__THE TASK__. From the listing below, pull out all lines with "Afghanistan" in them.

Extracted records
··········

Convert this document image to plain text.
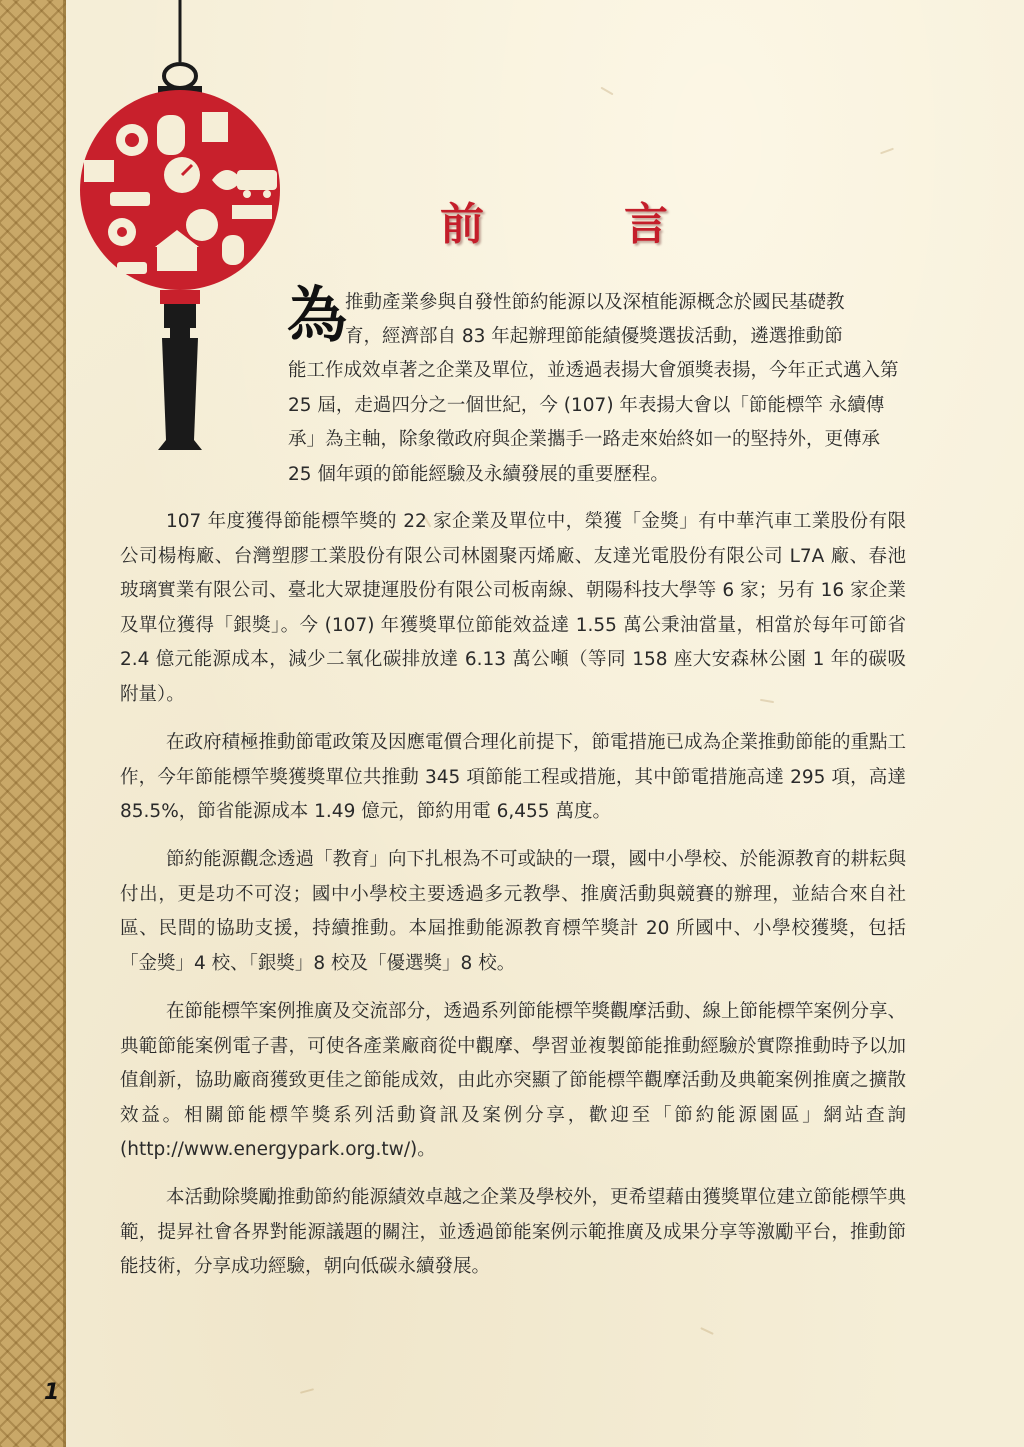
前　言
為
推動產業參與自發性節約能源以及深植能源概念於國民基礎教
育，經濟部自 83 年起辦理節能績優獎選拔活動，遴選推動節
能工作成效卓著之企業及單位，並透過表揚大會頒獎表揚，今年正式邁入第 25 屆，走過四分之一個世紀，今 (107) 年表揚大會以「節能標竿 永續傳承」為主軸，除象徵政府與企業攜手一路走來始終如一的堅持外，更傳承 25 個年頭的節能經驗及永續發展的重要歷程。

107 年度獲得節能標竿獎的 22 家企業及單位中，榮獲「金獎」有中華汽車工業股份有限公司楊梅廠、台灣塑膠工業股份有限公司林園聚丙烯廠、友達光電股份有限公司 L7A 廠、春池玻璃實業有限公司、臺北大眾捷運股份有限公司板南線、朝陽科技大學等 6 家；另有 16 家企業及單位獲得「銀獎」。今 (107) 年獲獎單位節能效益達 1.55 萬公秉油當量，相當於每年可節省 2.4 億元能源成本，減少二氧化碳排放達 6.13 萬公噸（等同 158 座大安森林公園 1 年的碳吸附量）。

在政府積極推動節電政策及因應電價合理化前提下，節電措施已成為企業推動節能的重點工作，今年節能標竿獎獲獎單位共推動 345 項節能工程或措施，其中節電措施高達 295 項，高達 85.5%，節省能源成本 1.49 億元，節約用電 6,455 萬度。

節約能源觀念透過「教育」向下扎根為不可或缺的一環，國中小學校、於能源教育的耕耘與付出，更是功不可沒；國中小學校主要透過多元教學、推廣活動與競賽的辦理，並結合來自社區、民間的協助支援，持續推動。本屆推動能源教育標竿獎計 20 所國中、小學校獲獎，包括「金獎」4 校、「銀獎」8 校及「優選獎」8 校。

在節能標竿案例推廣及交流部分，透過系列節能標竿獎觀摩活動、線上節能標竿案例分享、典範節能案例電子書，可使各產業廠商從中觀摩、學習並複製節能推動經驗於實際推動時予以加值創新，協助廠商獲致更佳之節能成效，由此亦突顯了節能標竿觀摩活動及典範案例推廣之擴散效益。相關節能標竿獎系列活動資訊及案例分享，歡迎至「節約能源園區」網站查詢 (http://www.energypark.org.tw/)。

本活動除獎勵推動節約能源績效卓越之企業及學校外，更希望藉由獲獎單位建立節能標竿典範，提昇社會各界對能源議題的關注，並透過節能案例示範推廣及成果分享等激勵平台，推動節能技術，分享成功經驗，朝向低碳永續發展。

1
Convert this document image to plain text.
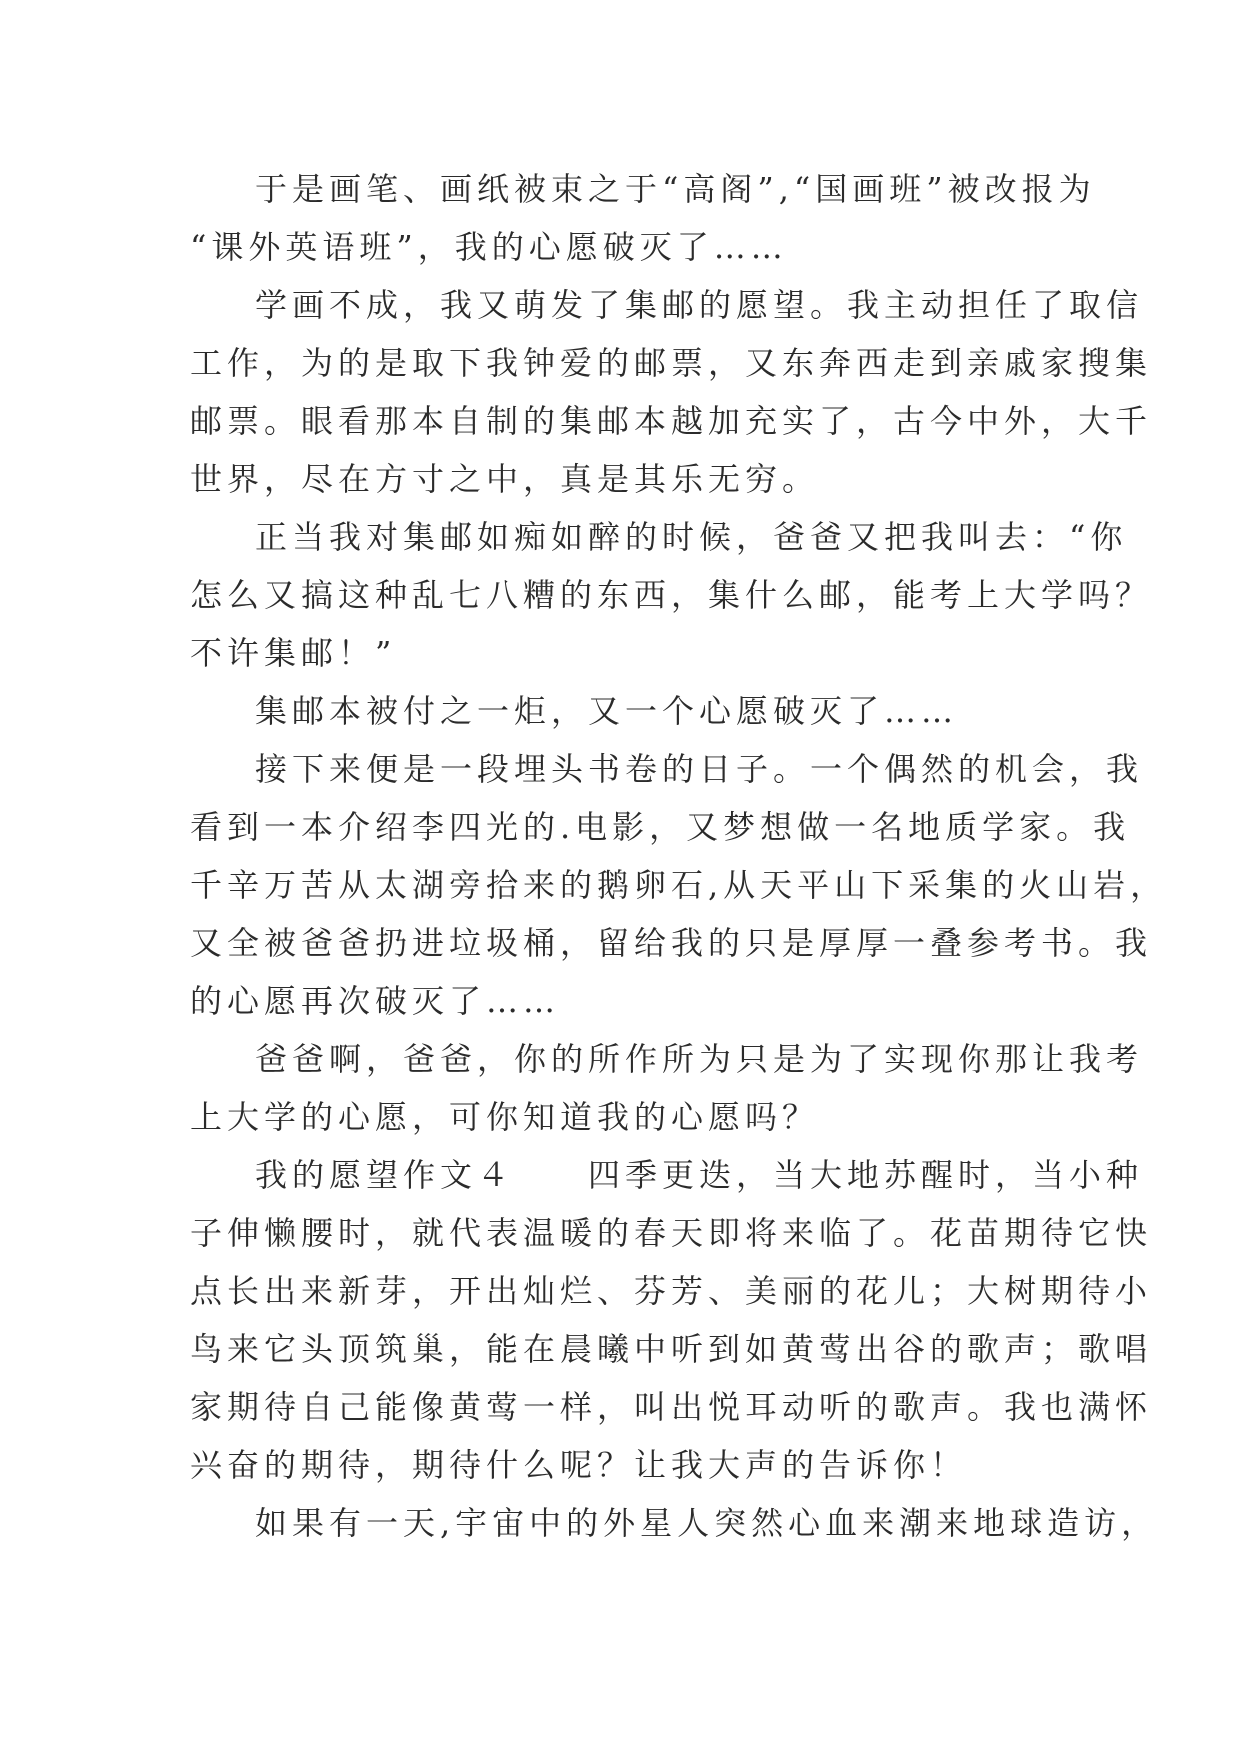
于是画笔、画纸被束之于“高阁”,“国画班”被改报为
“课外英语班”，我的心愿破灭了……
学画不成，我又萌发了集邮的愿望。我主动担任了取信
工作，为的是取下我钟爱的邮票，又东奔西走到亲戚家搜集
邮票。眼看那本自制的集邮本越加充实了，古今中外，大千
世界，尽在方寸之中，真是其乐无穷。
正当我对集邮如痴如醉的时候，爸爸又把我叫去：“你
怎么又搞这种乱七八糟的东西，集什么邮，能考上大学吗？
不许集邮！”
集邮本被付之一炬，又一个心愿破灭了……
接下来便是一段埋头书卷的日子。一个偶然的机会，我
看到一本介绍李四光的.电影，又梦想做一名地质学家。我
千辛万苦从太湖旁拾来的鹅卵石,从天平山下采集的火山岩，
又全被爸爸扔进垃圾桶，留给我的只是厚厚一叠参考书。我
的心愿再次破灭了……
爸爸啊，爸爸，你的所作所为只是为了实现你那让我考
上大学的心愿，可你知道我的心愿吗？
我的愿望作文４　　四季更迭，当大地苏醒时，当小种
子伸懒腰时，就代表温暖的春天即将来临了。花苗期待它快
点长出来新芽，开出灿烂、芬芳、美丽的花儿；大树期待小
鸟来它头顶筑巢，能在晨曦中听到如黄莺出谷的歌声；歌唱
家期待自己能像黄莺一样，叫出悦耳动听的歌声。我也满怀
兴奋的期待，期待什么呢？让我大声的告诉你！
如果有一天,宇宙中的外星人突然心血来潮来地球造访，
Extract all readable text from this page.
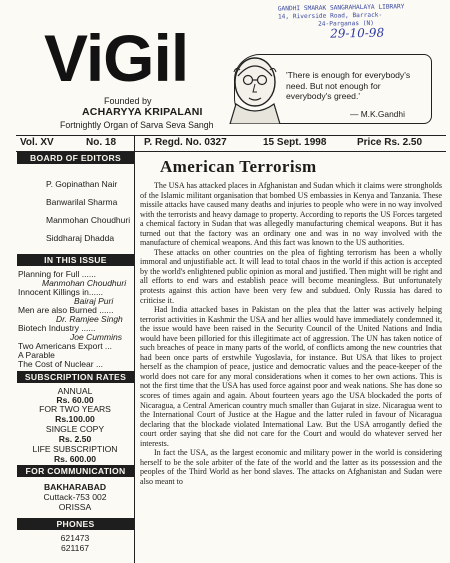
GANDHI SMARAK SANGRAHALAYA LIBRARY
14, Riverside Road, Barrack-
24-Parganas (N)
29-10-98
ViGil
Founded by
ACHARYYA KRIPALANI
Fortnightly Organ of Sarva Seva Sangh
'There is enough for everybody's need. But not enough for everybody's greed.'
— M.K.Gandhi
Vol. XV	No. 18	P. Regd. No. 0327	15 Sept. 1998	Price Rs. 2.50
BOARD OF EDITORS
P. Gopinathan Nair
Banwarilal Sharma
Manmohan Choudhuri
Siddharaj Dhadda
IN THIS ISSUE
Planning for Full ......
Manmohan Choudhuri
Innocent Killings in......
Bairaj Puri
Men are also Burned ......
Dr. Ramjee Singh
Biotech Industry ......
Joe Cummins
Two Americans Export ...
A Parable
The Cost of Nuclear ...
SUBSCRIPTION RATES
ANNUAL
Rs. 60.00
FOR TWO YEARS
Rs.100.00
SINGLE COPY
Rs. 2.50
LIFE SUBSCRIPTION
Rs. 600.00
FOR COMMUNICATION
BAKHARABAD
Cuttack-753 002
ORISSA
PHONES
621473
621167
American Terrorism

The USA has attacked places in Afghanistan and Sudan which it claims were strongholds of the Islamic militant organisation that bombed US embassies in Kenya and Tanzania. These missile attacks have caused many deaths and injuries to people who were in no way involved with the terrorists and heavy damage to property. According to reports the US Forces targeted a chemical factory in Sudan that was allegedly manufacturing chemical weapons. But it has turned out that the factory was an ordinary one and was in no way involved with the manufacture of chemical weapons. And this fact was known to the US authorities.

These attacks on other countries on the plea of fighting terrorism has been a wholly immoral and unjustifiable act. It will lead to total chaos in the world if this action is accepted by the world's enlightened public opinion as moral and justified. Then might will be right and all efforts to end wars and establish peace will become meaningless. But unfortunately protests against this action have been very few and subdued. Only Russia has dared to criticise it.

Had India attacked bases in Pakistan on the plea that the latter was actively helping terrorist activities in Kashmir the USA and her allies would have immediately condemned it, the issue would have been raised in the Security Council of the United Nations and India would have been pilloried for this illegitimate act of aggression. The UN has taken notice of such breaches of peace in many parts of the world, of conflicts among the new countries that had been once parts of erstwhile Yugoslavia, for instance. But USA that likes to project herself as the champion of peace, justice and democratic values and the peace-keeper of the world does not care for any moral considerations when it comes to her own actions. This is not the first time that the USA has used force against poor and weak nations. She has done so scores of times again and again. About fourteen years ago the USA blockaded the ports of Nicaragua, a Central American country much smaller than Gujarat in size. Nicaragua went to the International Court of Justice at the Hague and the latter ruled in favour of Nicaragua declaring that the blockade violated International Law. But the USA arrogantly defied the court order saying that she did not care for the Court and would do whatever served her interests.

In fact the USA, as the largest economic and military power in the world is considering herself to be the sole arbiter of the fate of the world and the latter as its possession and the peoples of the Third World as her bond slaves. The attacks on Afghanistan and Sudan were also meant to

··········

__ANSWER TO THIS PROBLEM__.
The USA has attacked places in Afghanistan and Sudan which it claims were strongholds of the Islamic militant organisation that bombed US embassies in Kenya and Tanzania. These missile attacks have caused many deaths and injuries to people who were in no way involved with the terrorists and heavy damage to property. According to reports the US Forces targeted a chemical factory in Sudan that was allegedly manufacturing chemical weapons. But it has turned out that the factory was an ordinary one and was in no way involved with the manufacture of chemical weapons. And this fact was known to the US authorities.
In fact the USA, as the largest economic and military power in the world is considering herself to be the sole arbiter of the fate of the world and the latter as its possession and the peoples of the Third World as her bond slaves. The attacks on Afghanistan and Sudan were also meant to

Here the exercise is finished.